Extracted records
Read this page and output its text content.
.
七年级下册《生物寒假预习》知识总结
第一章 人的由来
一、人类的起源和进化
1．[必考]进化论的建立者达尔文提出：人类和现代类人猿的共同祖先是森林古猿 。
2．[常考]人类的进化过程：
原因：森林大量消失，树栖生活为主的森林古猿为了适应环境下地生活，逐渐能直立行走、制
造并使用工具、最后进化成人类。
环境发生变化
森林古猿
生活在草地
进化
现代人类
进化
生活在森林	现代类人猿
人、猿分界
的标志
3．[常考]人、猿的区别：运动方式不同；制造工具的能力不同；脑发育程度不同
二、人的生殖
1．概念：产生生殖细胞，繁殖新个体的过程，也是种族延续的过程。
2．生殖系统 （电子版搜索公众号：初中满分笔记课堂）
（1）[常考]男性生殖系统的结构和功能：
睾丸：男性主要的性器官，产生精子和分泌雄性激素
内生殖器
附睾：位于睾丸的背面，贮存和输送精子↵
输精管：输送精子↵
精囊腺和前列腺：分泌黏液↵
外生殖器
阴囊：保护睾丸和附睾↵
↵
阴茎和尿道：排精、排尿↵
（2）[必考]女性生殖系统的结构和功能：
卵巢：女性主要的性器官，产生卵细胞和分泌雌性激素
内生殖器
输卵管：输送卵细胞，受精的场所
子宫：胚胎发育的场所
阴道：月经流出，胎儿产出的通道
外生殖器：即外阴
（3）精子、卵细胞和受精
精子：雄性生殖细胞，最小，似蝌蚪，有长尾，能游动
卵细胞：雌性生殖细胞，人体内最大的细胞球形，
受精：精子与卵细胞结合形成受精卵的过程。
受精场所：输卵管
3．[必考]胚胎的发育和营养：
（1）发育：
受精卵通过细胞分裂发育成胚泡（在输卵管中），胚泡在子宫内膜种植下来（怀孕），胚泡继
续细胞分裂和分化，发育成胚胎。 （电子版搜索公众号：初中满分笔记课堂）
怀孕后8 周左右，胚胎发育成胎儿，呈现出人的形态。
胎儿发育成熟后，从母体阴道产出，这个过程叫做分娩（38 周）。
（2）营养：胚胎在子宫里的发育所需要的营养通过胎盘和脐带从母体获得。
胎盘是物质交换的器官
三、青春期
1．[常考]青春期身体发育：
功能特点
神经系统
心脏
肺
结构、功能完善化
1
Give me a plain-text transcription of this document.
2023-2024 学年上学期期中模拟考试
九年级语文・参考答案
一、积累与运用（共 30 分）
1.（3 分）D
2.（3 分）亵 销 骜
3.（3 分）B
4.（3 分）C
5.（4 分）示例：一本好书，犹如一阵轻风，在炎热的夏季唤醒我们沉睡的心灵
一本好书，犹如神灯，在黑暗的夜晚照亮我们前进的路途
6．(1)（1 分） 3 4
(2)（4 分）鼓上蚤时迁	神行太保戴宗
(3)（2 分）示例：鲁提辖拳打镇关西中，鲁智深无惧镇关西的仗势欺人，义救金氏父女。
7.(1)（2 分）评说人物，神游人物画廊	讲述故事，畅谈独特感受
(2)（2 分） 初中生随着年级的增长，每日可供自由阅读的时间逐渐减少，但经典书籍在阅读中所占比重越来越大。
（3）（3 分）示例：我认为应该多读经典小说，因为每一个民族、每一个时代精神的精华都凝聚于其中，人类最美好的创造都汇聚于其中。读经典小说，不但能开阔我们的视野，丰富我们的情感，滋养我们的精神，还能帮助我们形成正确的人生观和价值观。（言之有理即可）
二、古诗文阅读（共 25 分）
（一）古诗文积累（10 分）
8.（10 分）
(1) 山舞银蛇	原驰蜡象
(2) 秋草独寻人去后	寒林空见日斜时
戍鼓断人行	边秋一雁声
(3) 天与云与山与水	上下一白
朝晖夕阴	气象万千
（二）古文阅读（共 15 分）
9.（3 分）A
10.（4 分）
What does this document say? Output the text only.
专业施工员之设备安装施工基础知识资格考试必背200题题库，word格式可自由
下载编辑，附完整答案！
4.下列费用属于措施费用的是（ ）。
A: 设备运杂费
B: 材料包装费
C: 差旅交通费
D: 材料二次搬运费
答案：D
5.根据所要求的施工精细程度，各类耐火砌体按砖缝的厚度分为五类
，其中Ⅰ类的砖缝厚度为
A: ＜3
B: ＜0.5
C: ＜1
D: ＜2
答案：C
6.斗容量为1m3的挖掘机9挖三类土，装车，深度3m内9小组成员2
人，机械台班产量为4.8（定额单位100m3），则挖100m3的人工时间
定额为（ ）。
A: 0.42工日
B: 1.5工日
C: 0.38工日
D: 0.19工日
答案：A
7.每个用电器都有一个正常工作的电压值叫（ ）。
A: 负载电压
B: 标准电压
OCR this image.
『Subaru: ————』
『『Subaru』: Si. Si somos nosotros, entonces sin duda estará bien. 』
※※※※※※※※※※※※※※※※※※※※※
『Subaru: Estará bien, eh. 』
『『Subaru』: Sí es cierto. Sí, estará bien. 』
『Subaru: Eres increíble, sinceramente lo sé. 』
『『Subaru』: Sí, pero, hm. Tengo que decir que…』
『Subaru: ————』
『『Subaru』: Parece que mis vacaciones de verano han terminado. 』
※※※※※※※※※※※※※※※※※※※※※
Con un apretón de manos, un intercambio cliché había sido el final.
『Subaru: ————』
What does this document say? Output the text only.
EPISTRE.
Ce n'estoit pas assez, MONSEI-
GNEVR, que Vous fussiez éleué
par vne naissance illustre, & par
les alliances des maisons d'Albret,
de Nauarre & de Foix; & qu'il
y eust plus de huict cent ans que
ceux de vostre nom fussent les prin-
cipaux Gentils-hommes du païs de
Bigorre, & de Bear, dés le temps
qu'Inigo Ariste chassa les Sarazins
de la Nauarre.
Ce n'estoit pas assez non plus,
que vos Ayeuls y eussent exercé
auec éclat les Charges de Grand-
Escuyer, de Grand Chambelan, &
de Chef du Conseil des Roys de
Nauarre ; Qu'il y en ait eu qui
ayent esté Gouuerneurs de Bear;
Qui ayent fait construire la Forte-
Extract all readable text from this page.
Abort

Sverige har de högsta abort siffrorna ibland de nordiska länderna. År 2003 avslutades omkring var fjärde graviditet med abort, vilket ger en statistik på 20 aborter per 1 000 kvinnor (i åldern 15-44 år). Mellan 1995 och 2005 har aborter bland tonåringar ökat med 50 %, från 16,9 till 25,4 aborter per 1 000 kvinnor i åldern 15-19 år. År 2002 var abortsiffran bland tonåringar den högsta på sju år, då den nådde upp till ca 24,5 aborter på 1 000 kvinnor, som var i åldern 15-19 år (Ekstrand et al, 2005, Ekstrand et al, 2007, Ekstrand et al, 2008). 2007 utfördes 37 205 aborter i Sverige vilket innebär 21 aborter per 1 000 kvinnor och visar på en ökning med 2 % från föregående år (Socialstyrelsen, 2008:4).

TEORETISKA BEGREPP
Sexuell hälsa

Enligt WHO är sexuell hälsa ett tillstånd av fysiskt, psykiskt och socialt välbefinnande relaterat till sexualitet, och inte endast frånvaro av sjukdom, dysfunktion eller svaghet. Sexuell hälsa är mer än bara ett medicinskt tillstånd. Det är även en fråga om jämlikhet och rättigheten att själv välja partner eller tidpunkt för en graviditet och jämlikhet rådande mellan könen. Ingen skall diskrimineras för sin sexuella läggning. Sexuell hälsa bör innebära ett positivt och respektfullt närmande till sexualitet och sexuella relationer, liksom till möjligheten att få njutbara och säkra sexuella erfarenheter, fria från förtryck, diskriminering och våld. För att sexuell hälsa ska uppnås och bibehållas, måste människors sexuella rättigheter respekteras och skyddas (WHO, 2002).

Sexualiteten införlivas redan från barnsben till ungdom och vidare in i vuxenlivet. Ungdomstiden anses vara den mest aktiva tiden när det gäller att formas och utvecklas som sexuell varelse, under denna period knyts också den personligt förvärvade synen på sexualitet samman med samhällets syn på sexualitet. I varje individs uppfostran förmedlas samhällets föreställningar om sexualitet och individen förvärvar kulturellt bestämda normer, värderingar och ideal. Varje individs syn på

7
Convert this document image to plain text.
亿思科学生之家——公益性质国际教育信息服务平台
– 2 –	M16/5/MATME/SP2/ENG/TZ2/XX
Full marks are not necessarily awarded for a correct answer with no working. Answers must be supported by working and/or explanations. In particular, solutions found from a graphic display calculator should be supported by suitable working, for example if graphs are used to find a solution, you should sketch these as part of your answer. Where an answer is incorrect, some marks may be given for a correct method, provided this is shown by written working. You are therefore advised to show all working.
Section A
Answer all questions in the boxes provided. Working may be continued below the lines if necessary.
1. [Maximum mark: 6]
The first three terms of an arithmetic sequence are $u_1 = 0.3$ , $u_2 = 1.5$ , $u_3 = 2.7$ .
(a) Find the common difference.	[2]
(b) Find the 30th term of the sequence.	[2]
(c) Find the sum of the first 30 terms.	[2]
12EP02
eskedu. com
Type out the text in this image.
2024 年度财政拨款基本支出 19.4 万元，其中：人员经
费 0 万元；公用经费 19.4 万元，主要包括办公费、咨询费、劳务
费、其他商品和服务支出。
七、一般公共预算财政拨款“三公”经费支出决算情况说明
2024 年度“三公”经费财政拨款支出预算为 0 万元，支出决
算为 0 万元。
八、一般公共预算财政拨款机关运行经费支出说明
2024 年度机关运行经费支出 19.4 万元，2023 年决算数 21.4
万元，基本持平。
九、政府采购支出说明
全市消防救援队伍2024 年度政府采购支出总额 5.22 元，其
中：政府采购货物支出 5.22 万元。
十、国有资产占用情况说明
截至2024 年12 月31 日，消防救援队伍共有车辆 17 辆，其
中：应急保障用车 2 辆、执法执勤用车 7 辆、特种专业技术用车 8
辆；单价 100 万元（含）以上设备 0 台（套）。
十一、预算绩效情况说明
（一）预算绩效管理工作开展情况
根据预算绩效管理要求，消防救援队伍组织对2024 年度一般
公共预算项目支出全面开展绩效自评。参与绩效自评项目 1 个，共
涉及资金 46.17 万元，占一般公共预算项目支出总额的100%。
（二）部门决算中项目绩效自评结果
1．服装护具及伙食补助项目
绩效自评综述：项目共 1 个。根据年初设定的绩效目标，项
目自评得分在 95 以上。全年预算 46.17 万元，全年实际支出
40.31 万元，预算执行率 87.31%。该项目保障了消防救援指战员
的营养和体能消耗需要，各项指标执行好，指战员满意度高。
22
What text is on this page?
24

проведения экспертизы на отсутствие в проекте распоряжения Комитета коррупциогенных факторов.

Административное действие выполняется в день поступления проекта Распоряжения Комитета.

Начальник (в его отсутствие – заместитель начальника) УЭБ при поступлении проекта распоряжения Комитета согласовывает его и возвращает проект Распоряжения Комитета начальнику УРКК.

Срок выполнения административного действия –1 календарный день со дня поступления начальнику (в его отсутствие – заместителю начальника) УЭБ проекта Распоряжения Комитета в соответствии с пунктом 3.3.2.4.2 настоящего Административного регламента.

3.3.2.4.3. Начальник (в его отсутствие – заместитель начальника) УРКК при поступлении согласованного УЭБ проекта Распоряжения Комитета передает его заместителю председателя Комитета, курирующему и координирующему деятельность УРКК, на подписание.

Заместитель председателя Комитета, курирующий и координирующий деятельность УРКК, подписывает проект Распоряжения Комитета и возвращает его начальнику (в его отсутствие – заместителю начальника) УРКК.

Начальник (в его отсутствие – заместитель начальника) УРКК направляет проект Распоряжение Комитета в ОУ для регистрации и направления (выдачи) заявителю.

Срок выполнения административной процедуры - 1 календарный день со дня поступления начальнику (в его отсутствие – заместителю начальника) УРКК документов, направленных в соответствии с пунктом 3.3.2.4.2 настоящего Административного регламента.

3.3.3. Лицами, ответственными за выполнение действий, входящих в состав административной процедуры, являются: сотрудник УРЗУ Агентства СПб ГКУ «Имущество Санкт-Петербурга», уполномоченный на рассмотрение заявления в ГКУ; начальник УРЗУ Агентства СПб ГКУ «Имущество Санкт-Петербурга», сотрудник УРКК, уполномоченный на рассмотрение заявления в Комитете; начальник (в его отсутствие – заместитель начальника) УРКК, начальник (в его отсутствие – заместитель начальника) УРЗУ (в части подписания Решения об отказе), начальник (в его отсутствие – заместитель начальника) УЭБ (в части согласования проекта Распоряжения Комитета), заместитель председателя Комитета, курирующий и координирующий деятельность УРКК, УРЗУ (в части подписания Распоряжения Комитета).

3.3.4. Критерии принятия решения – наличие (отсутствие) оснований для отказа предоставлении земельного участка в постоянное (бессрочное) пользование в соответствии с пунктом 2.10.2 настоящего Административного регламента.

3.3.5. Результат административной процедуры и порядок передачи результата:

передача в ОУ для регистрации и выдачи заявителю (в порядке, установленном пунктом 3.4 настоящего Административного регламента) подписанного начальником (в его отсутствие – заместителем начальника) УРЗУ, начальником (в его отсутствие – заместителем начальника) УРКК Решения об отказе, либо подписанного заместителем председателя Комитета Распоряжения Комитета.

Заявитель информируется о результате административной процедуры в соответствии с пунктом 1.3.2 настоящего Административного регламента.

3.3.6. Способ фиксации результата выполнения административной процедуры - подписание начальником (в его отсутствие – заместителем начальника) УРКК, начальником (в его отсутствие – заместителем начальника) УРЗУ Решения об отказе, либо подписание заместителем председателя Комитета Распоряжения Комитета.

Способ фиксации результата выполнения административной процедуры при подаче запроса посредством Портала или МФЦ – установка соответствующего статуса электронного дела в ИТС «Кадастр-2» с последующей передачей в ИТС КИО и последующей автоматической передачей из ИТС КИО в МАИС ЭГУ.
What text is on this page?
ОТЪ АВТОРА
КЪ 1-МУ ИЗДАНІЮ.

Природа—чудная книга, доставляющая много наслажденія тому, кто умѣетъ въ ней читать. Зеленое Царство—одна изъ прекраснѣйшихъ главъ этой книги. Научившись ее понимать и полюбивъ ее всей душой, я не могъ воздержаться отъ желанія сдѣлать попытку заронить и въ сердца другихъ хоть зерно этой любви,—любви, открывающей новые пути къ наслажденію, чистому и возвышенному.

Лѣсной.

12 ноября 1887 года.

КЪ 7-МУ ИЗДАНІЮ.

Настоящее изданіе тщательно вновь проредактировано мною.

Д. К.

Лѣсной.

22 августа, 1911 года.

» AIM OF THE EXERCISE: Using the listing, copy every line where the word "电子版搜索公众号" shows up.

» SOLVED PROBLEM:
2．生殖系统 （电子版搜索公众号：初中满分笔记课堂）
续细胞分裂和分化，发育成胚胎。 （电子版搜索公众号：初中满分笔记课堂）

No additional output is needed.